Short exercise => In the data below, locate each line with the word "name" and list it.

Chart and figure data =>

═══

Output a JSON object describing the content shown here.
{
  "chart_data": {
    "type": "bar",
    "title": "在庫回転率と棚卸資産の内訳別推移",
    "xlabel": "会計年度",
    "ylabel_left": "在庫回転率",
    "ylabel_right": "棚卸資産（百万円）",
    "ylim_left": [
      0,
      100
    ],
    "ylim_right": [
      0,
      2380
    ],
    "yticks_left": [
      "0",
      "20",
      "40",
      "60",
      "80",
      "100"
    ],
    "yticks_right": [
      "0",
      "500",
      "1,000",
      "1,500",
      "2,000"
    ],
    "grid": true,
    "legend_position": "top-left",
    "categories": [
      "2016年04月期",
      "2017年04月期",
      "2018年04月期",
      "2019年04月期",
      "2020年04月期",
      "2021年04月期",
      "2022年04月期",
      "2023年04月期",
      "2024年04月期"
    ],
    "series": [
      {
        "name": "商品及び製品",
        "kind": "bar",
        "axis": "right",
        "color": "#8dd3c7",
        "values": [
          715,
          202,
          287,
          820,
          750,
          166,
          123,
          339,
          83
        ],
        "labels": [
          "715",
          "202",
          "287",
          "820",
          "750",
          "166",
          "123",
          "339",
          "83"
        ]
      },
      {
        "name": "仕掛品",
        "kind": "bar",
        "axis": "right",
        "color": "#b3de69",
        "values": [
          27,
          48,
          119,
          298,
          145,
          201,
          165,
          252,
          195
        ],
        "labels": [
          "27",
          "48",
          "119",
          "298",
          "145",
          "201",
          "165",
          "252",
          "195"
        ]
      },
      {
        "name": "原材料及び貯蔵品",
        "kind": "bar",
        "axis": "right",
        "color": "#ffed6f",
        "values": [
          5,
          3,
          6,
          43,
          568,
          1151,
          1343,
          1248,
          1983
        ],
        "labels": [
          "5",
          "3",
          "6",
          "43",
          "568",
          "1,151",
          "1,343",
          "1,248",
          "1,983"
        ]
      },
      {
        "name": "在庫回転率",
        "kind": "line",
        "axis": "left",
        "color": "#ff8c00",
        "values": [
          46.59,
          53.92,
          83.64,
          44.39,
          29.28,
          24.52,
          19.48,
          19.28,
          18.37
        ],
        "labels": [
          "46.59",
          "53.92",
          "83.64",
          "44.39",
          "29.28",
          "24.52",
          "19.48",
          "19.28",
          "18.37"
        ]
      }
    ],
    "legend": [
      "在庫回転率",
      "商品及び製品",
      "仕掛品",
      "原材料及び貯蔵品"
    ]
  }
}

═══

Solution for this problem =>
        "name": "商品及び製品",
        "name": "仕掛品",
        "name": "原材料及び貯蔵品",
        "name": "在庫回転率",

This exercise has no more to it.